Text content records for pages
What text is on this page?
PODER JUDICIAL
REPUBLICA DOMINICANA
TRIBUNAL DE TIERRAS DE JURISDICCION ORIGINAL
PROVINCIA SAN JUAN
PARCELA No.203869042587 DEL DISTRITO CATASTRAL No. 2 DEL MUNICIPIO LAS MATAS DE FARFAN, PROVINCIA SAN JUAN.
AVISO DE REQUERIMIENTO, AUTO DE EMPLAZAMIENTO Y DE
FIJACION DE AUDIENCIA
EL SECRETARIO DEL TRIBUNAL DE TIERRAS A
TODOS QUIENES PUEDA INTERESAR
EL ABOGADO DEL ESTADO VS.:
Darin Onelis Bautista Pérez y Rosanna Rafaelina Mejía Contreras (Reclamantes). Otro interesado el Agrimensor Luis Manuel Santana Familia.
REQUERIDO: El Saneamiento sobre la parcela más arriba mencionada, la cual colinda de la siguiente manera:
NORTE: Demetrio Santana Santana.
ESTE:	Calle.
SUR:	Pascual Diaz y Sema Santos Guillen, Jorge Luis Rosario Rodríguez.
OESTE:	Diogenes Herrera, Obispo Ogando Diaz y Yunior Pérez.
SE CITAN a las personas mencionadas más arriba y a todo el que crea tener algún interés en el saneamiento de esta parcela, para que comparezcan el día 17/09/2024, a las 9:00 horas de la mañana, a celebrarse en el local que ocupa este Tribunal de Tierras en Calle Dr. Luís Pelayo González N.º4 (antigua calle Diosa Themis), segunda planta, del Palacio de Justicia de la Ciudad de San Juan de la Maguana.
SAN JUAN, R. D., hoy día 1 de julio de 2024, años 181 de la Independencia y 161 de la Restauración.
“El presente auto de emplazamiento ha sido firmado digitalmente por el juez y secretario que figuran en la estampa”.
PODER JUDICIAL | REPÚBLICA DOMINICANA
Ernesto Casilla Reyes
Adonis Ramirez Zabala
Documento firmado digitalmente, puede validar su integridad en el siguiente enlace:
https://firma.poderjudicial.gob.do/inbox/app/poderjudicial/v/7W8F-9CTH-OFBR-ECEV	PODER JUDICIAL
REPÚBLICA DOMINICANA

**TRY IT:**
Check the records above and copy each line that has the string "PROVINCIA".

**RESPONSE TO THE TASK:**
PROVINCIA SAN JUAN
PARCELA No.203869042587 DEL DISTRITO CATASTRAL No. 2 DEL MUNICIPIO LAS MATAS DE FARFAN, PROVINCIA SAN JUAN.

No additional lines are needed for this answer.